New York Public Schools, privatized by default?

December 30, 2005 by

In an interesting turn, the public schools of New York have become the beneficiaries of fashionable philanthropy dollars. Reports the NYTimes “New money or old, donors have been enthusiastic enough to write seven- and eight-figure checks. As a result, the school system has been the largest beneficiary in a mayoralty that has reached to the private sector, strategically and aggressively, for all sorts of support….While Mr. Bloomberg’s personal philanthropy has turned sharply toward grass-roots organizations in recent years, with the obvious political benefits, the donations by his friends and acquaintances in the clubby world of wealthy philanthropists have turned just as markedly toward the mayor’s No. 1 priority: public education.”

This might be looked at as a form of de facto privatization, a huge waste of otherwise valuable philanthropic efforts, or a devastating indictment of the public system that can neither fund or manage itself. Interesting that none of these points seem to be noticed by those commenting on the trend.


Wesley Baker December 30, 2005 at 9:58 am

Anyone who has attended NYC philanthropic galas can attest that the reason for and destination of donations comes last in social priority. The important thing is to be seen and to be seen with… insert the most ambitious social butterfly. After the Cinderella hour has past, one or one’s company commercialises the donation through prominent billboards and newspapers, etc., etc.

Why are so many charities headquartered in NYC? It’s not because of the cheap rents or convenient transportation. There’s stupid money to be made on the northeast charity circuit.

It looks like government, generally the idea runt, has finally found the hind teat of a huge cash cow.

William December 30, 2005 at 10:25 am

The sad part is that the bureaucracy will adjust to this money and when the donors give their money to the next charity of choice the NYC School District will be asking for a tax raise.

It is easier to get more money in taxes than reduce expenditures or ask for donations.

Jim Waddell December 30, 2005 at 11:07 am

Of course I would like to see the complete abolishment of pubic education – but that will not happen anytime soon. In the meantime, I think something like this could be a pratical first step towards privatization as Mr. Tucker suggests. Also key would be trying to get a requirement for some type of tuition fee for each student. Anything would do, even if it were well below full-cost recovery. Then private donations could step in and help the truly needy pay their tuition. This would at least help tilt the playing field a bit (back towards neutral, but not all the way), and give more people incentive to consider options other than the public schools.

Increasing the role of private funding also helps with the rhetorical/moral arguments. I can avoid being portrayed as a heartless curmudgeon who wants to deny children music, art, pencils, etc. On the contrary, I want our public school kids to have every single thing their parents desire….BUT, I want them to find *voluntary* sources of funding, rather than using coercion. So, we shift the debate from what programs to cut to where the funding comes from, and how might that funding be increased.

R.P. McCosker December 30, 2005 at 3:40 pm

To pick up on Wesley Baker’s and William’s comments, this is just another fad among Manhattan socialites. (Spurred by one of their numbers, Bloomberg, having become NYC’s top politician and putting his own money and reputation into the socialist school system.)

Not that these socialites give much thought to anything other than the making and spending of money and the prestige that comes with that, but the whole false presumption is that what makes schools work is lots of money. (Especially false in this case, as the money goes straight to government. Worse yet, urban government.)

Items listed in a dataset
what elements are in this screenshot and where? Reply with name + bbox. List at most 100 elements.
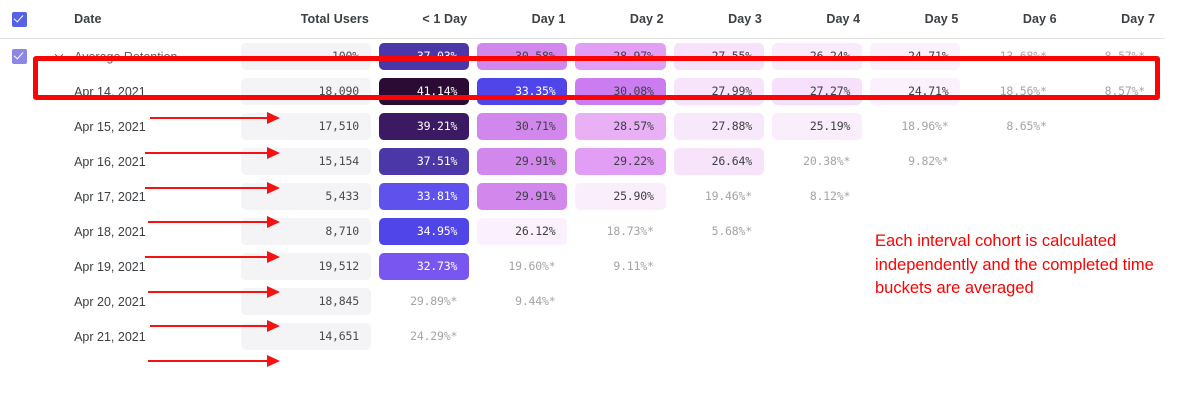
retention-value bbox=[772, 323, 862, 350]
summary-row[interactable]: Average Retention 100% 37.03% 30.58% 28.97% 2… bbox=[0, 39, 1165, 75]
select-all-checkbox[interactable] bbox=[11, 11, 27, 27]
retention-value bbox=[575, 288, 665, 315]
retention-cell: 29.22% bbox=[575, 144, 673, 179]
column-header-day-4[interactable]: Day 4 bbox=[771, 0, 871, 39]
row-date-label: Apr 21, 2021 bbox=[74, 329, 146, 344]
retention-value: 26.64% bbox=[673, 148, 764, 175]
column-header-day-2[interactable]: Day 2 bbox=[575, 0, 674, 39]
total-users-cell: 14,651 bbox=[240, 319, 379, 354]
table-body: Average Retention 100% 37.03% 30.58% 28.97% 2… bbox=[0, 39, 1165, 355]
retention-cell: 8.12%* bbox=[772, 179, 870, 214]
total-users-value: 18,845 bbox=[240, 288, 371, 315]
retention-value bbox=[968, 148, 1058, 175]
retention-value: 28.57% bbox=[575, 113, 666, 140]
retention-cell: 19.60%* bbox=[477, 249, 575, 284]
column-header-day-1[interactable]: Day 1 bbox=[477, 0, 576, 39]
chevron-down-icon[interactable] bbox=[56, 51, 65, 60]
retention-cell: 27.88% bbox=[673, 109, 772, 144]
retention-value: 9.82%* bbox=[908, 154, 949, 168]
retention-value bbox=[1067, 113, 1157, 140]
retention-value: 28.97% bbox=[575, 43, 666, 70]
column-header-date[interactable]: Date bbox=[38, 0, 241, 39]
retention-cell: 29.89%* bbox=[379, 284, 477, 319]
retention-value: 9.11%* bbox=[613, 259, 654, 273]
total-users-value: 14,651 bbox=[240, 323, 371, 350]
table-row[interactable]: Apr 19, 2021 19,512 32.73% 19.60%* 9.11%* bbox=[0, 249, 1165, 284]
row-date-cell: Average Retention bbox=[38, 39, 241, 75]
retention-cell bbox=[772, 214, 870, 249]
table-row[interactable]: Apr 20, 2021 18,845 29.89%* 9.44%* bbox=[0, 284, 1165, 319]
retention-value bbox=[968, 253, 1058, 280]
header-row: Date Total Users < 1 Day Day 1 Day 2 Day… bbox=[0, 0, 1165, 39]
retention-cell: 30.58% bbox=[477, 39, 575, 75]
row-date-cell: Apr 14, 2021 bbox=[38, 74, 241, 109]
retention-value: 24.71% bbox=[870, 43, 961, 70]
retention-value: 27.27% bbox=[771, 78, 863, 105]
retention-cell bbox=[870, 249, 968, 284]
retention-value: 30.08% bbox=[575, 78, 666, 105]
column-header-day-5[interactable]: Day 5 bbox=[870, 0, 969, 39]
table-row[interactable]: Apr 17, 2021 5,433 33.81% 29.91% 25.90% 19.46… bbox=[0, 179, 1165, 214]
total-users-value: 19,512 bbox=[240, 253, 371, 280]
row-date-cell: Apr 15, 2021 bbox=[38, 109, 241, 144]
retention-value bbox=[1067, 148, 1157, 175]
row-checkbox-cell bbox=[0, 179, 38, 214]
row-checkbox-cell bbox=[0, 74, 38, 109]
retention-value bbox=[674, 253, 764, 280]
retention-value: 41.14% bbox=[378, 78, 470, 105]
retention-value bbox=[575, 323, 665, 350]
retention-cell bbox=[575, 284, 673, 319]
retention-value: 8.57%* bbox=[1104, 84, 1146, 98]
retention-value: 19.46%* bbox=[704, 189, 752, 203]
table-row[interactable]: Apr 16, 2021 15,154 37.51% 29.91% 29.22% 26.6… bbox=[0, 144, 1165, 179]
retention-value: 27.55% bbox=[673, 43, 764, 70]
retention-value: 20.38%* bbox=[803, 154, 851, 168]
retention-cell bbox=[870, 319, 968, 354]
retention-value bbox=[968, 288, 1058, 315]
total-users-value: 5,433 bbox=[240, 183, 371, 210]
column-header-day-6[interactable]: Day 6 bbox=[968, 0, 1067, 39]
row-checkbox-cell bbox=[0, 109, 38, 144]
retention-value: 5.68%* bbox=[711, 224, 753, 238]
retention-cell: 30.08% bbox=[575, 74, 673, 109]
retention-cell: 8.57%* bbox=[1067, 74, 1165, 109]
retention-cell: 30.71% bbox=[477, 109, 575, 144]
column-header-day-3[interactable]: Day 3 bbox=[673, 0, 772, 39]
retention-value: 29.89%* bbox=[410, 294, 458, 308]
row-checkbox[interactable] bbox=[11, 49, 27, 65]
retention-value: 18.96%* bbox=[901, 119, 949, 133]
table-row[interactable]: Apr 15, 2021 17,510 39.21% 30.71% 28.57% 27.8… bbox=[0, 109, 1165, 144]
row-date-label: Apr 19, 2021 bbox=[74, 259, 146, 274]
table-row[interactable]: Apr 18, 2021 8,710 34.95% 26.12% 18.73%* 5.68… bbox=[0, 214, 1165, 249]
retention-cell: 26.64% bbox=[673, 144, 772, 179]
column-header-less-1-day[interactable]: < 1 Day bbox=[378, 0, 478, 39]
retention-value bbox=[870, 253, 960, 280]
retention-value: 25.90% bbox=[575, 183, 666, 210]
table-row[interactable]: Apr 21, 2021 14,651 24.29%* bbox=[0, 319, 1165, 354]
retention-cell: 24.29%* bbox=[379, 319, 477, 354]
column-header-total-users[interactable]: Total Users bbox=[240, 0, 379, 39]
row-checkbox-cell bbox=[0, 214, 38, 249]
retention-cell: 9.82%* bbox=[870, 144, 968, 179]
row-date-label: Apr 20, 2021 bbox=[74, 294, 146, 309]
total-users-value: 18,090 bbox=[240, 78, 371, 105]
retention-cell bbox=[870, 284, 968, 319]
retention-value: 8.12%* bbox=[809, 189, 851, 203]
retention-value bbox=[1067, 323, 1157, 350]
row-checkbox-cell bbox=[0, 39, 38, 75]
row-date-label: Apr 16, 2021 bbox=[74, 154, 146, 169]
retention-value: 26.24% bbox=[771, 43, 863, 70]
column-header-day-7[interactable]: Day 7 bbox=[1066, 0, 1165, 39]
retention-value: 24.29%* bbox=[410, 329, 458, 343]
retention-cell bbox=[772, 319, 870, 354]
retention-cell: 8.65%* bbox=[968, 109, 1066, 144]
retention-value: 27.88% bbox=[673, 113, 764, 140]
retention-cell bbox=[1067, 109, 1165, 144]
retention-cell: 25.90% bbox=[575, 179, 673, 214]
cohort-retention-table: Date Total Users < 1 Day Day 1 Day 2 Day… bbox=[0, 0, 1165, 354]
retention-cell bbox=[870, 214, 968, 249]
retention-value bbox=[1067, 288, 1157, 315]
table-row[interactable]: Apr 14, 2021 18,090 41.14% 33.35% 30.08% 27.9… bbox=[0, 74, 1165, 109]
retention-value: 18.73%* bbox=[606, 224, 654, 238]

(WHAT THE TASK REQUIRES):
Carry on the piece about private donations to New York's public schools, picking up right after its final sentence. The records play no part in what is asked here.

(OUTPUT OF THE TASK):
Of course, as most reading here probably already know, lots of money does no such thing.

What would actually improve societal learning isn’t more spending on “educational institutions” but leaving learning to private property and free markets. Terms like “educational system”, “educational reform”, and “educational crisis” assume learning is somehow the government’s rightful domain. (Unsurprisingly, this “system” is always in “crisis”, much like the “agricultural system” in the old Soviet Union.)

Learning doesn’t need philanthropic assistance anymore than milk production or shoemaking or computer printers. It just needs freedom, without any government to muck things up.

Much as I appreciate Jim Waddell’s libertarian inclinations, I think he’s got the wrong idea here. The “system” can’t be reformed, or brought gradually to freedom. The whole political/bureaucratic system of government-owned schooling is arranged to coopt and subsume reforms aimed at privatization. While I agree that the cessation of “public education” won’t be happening soon, libertarian energy is better invested in sowing richly deserved doubts about the nature and functioning of government rather than false hopes for its improvement.

Curt Howland December 30, 2005 at 5:15 pm

I was reading _Heros Of History_ by Will Durant. Durant is a socialist in spades, which becomes clear when he’s describing recent events.

However, he does a good job of relating facts when talking about ancient history. His description of the philanthropy of the Greek city states *prior* to the outbreak of pure democracy is very insightful. “Public” works were done, exactly like Wesley Baker describes above, for exceedingly selfish reasons. The elite of the cities one-upped each other with their bridges, roads, “public” buildings, etc.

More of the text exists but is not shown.